----- Excerpted records
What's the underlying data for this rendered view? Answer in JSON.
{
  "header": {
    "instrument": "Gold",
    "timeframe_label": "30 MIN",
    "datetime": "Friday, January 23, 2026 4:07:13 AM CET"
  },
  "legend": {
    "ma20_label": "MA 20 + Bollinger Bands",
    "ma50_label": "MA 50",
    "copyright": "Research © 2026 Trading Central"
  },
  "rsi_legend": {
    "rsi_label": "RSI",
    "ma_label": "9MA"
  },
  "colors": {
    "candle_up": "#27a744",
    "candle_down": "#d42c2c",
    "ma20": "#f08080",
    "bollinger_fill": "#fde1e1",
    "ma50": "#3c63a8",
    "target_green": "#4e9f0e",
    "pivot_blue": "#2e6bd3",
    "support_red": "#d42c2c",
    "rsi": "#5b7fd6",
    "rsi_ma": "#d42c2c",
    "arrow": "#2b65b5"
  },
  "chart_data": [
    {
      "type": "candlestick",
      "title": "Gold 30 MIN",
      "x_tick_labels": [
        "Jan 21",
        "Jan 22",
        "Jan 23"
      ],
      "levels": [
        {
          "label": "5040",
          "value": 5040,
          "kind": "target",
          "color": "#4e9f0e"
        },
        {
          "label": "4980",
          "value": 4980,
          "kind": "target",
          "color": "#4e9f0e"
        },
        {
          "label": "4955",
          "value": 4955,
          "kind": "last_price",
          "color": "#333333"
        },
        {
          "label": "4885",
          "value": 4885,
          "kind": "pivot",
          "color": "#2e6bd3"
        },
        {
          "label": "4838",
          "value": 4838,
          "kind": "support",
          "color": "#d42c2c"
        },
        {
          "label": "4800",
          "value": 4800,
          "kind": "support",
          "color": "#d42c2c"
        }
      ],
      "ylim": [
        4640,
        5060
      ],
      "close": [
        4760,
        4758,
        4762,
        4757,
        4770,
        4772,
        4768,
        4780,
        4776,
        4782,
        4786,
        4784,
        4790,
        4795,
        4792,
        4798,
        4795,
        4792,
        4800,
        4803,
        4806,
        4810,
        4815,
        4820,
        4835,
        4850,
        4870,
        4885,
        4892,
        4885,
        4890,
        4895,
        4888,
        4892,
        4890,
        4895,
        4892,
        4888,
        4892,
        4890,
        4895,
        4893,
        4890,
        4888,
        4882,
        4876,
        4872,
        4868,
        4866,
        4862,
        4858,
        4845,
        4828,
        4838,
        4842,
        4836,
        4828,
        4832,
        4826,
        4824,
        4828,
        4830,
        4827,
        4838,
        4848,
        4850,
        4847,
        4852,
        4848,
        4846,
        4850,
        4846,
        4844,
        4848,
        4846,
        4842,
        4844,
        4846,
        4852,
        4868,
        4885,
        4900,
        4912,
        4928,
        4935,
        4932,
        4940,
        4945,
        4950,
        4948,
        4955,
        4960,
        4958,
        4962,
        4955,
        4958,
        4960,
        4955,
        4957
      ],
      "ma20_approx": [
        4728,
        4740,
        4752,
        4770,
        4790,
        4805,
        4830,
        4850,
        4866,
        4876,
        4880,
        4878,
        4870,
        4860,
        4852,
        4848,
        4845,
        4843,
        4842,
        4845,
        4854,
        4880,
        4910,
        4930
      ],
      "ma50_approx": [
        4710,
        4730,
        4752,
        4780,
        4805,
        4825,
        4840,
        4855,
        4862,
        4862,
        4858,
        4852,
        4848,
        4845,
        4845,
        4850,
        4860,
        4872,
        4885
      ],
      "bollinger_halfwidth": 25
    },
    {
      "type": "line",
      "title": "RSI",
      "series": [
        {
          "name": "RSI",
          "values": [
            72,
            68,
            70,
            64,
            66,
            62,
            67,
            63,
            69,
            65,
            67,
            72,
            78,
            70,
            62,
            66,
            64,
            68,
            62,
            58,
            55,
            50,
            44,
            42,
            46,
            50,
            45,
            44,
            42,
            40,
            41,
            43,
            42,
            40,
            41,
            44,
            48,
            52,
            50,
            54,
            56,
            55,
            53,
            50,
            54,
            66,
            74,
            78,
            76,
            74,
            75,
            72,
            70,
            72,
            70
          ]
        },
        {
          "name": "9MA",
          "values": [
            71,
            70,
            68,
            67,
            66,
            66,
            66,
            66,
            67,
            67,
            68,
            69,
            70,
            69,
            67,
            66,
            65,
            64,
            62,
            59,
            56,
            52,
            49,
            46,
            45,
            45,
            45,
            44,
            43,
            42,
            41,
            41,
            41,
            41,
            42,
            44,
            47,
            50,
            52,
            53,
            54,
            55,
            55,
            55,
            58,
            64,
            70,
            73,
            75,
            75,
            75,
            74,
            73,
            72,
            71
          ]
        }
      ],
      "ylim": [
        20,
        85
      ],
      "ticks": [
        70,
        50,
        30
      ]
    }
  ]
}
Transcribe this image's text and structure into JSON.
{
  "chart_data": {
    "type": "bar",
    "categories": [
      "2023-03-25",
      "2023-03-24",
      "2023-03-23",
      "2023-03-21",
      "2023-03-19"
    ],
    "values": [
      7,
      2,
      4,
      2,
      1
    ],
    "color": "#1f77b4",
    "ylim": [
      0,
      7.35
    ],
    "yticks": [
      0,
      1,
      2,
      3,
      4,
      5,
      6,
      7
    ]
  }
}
----------
*Exercise aim:*
Copy out each record, keeping every word as it is.

*Problem solution:*
What's the underlying data for this rendered view? Answer in JSON.
{
  "header": {
    "instrument": "Gold",
    "timeframe_label": "30 MIN",
    "datetime": "Friday, January 23, 2026 4:07:13 AM CET"
  },
  "legend": {
    "ma20_label": "MA 20 + Bollinger Bands",
    "ma50_label": "MA 50",
    "copyright": "Research © 2026 Trading Central"
  },
  "rsi_legend": {
    "rsi_label": "RSI",
    "ma_label": "9MA"
  },
  "colors": {
    "candle_up": "#27a744",
    "candle_down": "#d42c2c",
    "ma20": "#f08080",
    "bollinger_fill": "#fde1e1",
    "ma50": "#3c63a8",
    "target_green": "#4e9f0e",
    "pivot_blue": "#2e6bd3",
    "support_red": "#d42c2c",
    "rsi": "#5b7fd6",
    "rsi_ma": "#d42c2c",
    "arrow": "#2b65b5"
  },
  "chart_data": [
    {
      "type": "candlestick",
      "title": "Gold 30 MIN",
      "x_tick_labels": [
        "Jan 21",
        "Jan 22",
        "Jan 23"
      ],
      "levels": [
        {
          "label": "5040",
          "value": 5040,
          "kind": "target",
          "color": "#4e9f0e"
        },
        {
          "label": "4980",
          "value": 4980,
          "kind": "target",
          "color": "#4e9f0e"
        },
        {
          "label": "4955",
          "value": 4955,
          "kind": "last_price",
          "color": "#333333"
        },
        {
          "label": "4885",
          "value": 4885,
          "kind": "pivot",
          "color": "#2e6bd3"
        },
        {
          "label": "4838",
          "value": 4838,
          "kind": "support",
          "color": "#d42c2c"
        },
        {
          "label": "4800",
          "value": 4800,
          "kind": "support",
          "color": "#d42c2c"
        }
      ],
      "ylim": [
        4640,
        5060
      ],
      "close": [
        4760,
        4758,
        4762,
        4757,
        4770,
        4772,
        4768,
        4780,
        4776,
        4782,
        4786,
        4784,
        4790,
        4795,
        4792,
        4798,
        4795,
        4792,
        4800,
        4803,
        4806,
        4810,
        4815,
        4820,
        4835,
        4850,
        4870,
        4885,
        4892,
        4885,
        4890,
        4895,
        4888,
        4892,
        4890,
        4895,
        4892,
        4888,
        4892,
        4890,
        4895,
        4893,
        4890,
        4888,
        4882,
        4876,
        4872,
        4868,
        4866,
        4862,
        4858,
        4845,
        4828,
        4838,
        4842,
        4836,
        4828,
        4832,
        4826,
        4824,
        4828,
        4830,
        4827,
        4838,
        4848,
        4850,
        4847,
        4852,
        4848,
        4846,
        4850,
        4846,
        4844,
        4848,
        4846,
        4842,
        4844,
        4846,
        4852,
        4868,
        4885,
        4900,
        4912,
        4928,
        4935,
        4932,
        4940,
        4945,
        4950,
        4948,
        4955,
        4960,
        4958,
        4962,
        4955,
        4958,
        4960,
        4955,
        4957
      ],
      "ma20_approx": [
        4728,
        4740,
        4752,
        4770,
        4790,
        4805,
        4830,
        4850,
        4866,
        4876,
        4880,
        4878,
        4870,
        4860,
        4852,
        4848,
        4845,
        4843,
        4842,
        4845,
        4854,
        4880,
        4910,
        4930
      ],
      "ma50_approx": [
        4710,
        4730,
        4752,
        4780,
        4805,
        4825,
        4840,
        4855,
        4862,
        4862,
        4858,
        4852,
        4848,
        4845,
        4845,
        4850,
        4860,
        4872,
        4885
      ],
      "bollinger_halfwidth": 25
    },
    {
      "type": "line",
      "title": "RSI",
      "series": [
        {
          "name": "RSI",
          "values": [
            72,
            68,
            70,
            64,
            66,
            62,
            67,
            63,
            69,
            65,
            67,
            72,
            78,
            70,
            62,
            66,
            64,
            68,
            62,
            58,
            55,
            50,
            44,
            42,
            46,
            50,
            45,
            44,
            42,
            40,
            41,
            43,
            42,
            40,
            41,
            44,
            48,
            52,
            50,
            54,
            56,
            55,
            53,
            50,
            54,
            66,
            74,
            78,
            76,
            74,
            75,
            72,
            70,
            72,
            70
          ]
        },
        {
          "name": "9MA",
          "values": [
            71,
            70,
            68,
            67,
            66,
            66,
            66,
            66,
            67,
            67,
            68,
            69,
            70,
            69,
            67,
            66,
            65,
            64,
            62,
            59,
            56,
            52,
            49,
            46,
            45,
            45,
            45,
            44,
            43,
            42,
            41,
            41,
            41,
            41,
            42,
            44,
            47,
            50,
            52,
            53,
            54,
            55,
            55,
            55,
            58,
            64,
            70,
            73,
            75,
            75,
            75,
            74,
            73,
            72,
            71
          ]
        }
      ],
      "ylim": [
        20,
        85
      ],
      "ticks": [
        70,
        50,
        30
      ]
    }
  ]
}
Transcribe this image's text and structure into JSON.
{
  "chart_data": {
    "type": "bar",
    "categories": [
      "2023-03-25",
      "2023-03-24",
      "2023-03-23",
      "2023-03-21",
      "2023-03-19"
    ],
    "values": [
      7,
      2,
      4,
      2,
      1
    ],
    "color": "#1f77b4",
    "ylim": [
      0,
      7.35
    ],
    "yticks": [
      0,
      1,
      2,
      3,
      4,
      5,
      6,
      7
    ]
  }
}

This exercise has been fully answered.